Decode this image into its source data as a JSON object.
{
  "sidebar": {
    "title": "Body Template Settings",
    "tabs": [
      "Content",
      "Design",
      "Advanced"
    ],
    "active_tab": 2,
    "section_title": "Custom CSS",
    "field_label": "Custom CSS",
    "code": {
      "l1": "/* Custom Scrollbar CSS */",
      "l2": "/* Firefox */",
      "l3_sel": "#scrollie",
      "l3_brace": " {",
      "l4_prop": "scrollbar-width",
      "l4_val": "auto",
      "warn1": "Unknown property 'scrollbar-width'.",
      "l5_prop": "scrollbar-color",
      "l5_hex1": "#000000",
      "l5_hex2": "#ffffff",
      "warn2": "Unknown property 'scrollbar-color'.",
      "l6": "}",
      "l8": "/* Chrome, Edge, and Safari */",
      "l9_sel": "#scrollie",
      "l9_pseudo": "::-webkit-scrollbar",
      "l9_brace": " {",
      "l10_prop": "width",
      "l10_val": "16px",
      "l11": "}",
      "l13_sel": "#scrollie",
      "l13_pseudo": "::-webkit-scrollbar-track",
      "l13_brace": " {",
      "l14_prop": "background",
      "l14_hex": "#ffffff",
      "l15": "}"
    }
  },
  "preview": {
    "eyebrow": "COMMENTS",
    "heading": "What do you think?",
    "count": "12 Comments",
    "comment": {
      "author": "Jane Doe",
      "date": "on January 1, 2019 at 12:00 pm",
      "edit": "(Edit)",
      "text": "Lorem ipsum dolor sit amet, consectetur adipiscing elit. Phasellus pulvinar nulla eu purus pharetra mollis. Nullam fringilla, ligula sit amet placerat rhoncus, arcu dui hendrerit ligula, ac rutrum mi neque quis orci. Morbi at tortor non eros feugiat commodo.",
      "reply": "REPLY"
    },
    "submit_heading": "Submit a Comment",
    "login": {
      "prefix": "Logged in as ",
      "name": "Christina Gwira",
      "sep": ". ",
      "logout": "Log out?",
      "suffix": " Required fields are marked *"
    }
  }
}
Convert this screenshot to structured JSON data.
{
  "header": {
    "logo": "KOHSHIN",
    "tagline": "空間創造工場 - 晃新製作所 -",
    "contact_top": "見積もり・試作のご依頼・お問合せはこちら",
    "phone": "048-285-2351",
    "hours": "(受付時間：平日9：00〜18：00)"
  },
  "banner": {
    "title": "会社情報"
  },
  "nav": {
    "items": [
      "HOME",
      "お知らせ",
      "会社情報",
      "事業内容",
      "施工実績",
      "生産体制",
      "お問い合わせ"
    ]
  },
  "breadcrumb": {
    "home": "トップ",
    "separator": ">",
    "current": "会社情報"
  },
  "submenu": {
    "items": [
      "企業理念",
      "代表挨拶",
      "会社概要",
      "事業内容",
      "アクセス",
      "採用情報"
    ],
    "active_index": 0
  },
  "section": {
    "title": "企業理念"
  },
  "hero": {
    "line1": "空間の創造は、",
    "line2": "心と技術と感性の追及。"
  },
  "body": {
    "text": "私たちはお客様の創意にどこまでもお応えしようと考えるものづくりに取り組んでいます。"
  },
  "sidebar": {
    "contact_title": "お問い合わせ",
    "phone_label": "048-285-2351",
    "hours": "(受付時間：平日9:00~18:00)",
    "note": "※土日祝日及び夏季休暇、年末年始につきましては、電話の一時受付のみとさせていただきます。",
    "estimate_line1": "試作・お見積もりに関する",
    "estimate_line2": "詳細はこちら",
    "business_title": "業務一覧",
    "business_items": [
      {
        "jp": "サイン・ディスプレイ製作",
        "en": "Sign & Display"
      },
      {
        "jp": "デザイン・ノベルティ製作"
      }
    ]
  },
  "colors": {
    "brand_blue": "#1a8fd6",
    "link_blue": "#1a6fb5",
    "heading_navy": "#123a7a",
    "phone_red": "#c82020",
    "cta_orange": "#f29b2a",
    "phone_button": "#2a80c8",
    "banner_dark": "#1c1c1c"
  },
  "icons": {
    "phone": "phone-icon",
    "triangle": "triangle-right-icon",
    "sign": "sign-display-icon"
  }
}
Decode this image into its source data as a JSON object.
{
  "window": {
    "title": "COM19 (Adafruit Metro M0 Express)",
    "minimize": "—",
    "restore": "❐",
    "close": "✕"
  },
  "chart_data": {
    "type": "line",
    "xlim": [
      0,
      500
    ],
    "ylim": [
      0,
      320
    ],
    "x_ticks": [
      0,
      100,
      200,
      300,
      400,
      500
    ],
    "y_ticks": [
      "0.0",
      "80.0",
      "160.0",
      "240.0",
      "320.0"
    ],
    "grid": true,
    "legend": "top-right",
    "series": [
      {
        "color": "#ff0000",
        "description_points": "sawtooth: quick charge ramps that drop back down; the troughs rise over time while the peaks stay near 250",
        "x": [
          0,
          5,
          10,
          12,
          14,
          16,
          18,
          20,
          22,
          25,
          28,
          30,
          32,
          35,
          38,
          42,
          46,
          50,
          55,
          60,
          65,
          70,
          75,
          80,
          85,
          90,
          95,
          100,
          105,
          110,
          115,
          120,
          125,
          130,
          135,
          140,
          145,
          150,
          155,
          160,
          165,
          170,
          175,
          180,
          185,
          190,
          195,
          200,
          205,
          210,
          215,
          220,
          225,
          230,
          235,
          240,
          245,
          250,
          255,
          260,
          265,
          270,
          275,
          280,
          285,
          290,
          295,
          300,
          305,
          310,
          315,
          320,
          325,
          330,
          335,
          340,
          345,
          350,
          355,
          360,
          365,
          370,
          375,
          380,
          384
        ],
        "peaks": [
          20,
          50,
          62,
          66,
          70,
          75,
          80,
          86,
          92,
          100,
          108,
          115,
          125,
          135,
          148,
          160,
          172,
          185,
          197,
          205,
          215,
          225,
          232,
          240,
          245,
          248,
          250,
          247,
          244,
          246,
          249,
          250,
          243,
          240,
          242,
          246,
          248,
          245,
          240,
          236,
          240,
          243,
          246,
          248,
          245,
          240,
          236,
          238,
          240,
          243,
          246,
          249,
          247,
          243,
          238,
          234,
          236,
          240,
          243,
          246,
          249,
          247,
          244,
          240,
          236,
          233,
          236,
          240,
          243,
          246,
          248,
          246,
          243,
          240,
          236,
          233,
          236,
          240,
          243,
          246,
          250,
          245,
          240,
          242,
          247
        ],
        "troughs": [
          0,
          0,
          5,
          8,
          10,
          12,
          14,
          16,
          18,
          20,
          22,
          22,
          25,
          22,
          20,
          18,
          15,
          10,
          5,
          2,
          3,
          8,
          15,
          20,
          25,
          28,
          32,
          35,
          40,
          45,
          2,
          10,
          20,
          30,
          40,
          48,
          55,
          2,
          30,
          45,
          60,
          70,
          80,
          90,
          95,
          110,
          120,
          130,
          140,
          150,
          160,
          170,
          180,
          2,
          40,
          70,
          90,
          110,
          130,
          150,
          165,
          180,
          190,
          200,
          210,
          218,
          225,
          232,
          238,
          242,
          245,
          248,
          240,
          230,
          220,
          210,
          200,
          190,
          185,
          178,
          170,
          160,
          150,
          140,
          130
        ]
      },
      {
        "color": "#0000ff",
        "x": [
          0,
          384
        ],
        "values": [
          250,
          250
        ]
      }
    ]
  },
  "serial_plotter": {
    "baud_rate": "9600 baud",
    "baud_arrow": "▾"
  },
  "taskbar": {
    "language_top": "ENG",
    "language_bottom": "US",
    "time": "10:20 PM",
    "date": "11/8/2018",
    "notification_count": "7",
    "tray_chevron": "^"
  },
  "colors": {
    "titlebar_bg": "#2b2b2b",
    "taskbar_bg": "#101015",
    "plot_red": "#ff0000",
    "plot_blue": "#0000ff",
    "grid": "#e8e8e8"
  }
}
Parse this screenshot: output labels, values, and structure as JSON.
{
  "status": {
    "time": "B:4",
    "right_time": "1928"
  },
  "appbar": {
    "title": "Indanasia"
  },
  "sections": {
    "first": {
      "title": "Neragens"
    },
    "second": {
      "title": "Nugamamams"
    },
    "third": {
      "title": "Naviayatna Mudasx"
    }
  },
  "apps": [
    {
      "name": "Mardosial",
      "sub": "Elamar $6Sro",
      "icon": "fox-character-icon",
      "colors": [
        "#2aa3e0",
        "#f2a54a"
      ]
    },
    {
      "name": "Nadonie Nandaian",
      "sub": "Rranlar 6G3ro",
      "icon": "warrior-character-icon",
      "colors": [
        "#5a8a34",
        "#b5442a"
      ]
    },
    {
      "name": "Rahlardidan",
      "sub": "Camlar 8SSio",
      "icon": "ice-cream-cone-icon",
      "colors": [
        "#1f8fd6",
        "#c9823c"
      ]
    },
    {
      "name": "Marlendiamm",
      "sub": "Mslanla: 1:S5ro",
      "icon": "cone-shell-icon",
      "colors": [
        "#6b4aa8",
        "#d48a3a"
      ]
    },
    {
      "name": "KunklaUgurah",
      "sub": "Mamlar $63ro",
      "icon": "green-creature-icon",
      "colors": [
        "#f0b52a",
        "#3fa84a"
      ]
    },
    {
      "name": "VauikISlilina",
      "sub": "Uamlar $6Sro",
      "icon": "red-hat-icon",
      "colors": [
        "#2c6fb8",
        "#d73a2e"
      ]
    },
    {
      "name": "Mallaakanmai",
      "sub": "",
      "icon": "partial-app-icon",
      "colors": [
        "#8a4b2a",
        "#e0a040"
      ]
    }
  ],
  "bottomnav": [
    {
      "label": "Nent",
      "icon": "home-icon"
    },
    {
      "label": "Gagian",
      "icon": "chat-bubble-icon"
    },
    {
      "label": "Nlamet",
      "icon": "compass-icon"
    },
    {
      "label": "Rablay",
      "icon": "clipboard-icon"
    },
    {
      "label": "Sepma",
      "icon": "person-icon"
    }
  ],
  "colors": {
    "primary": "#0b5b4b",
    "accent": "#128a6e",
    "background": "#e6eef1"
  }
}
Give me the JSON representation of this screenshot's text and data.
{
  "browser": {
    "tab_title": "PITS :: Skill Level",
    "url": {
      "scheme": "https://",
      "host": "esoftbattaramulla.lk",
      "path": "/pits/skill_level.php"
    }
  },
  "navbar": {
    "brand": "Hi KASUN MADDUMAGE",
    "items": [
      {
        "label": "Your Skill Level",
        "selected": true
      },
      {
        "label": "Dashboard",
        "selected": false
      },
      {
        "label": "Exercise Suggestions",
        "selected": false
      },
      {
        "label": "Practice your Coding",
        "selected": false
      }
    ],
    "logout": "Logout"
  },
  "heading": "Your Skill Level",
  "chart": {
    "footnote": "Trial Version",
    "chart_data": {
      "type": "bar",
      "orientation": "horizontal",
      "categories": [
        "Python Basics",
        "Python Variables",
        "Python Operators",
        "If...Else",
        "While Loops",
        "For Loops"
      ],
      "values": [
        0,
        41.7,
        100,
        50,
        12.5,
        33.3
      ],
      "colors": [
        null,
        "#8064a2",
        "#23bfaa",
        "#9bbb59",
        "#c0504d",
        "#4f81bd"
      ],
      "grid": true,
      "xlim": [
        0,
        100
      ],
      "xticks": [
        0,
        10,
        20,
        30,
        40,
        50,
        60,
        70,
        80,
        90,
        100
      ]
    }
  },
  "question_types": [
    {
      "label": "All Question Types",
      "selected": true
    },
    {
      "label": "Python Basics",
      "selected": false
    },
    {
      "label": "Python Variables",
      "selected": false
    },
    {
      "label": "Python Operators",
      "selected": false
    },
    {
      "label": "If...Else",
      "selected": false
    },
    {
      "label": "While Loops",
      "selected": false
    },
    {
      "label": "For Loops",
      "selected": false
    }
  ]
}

* **Description of the task**:
Copy out the lines that hold "Operators".

* **Response**:
        "Python Operators",
      "label": "Python Operators",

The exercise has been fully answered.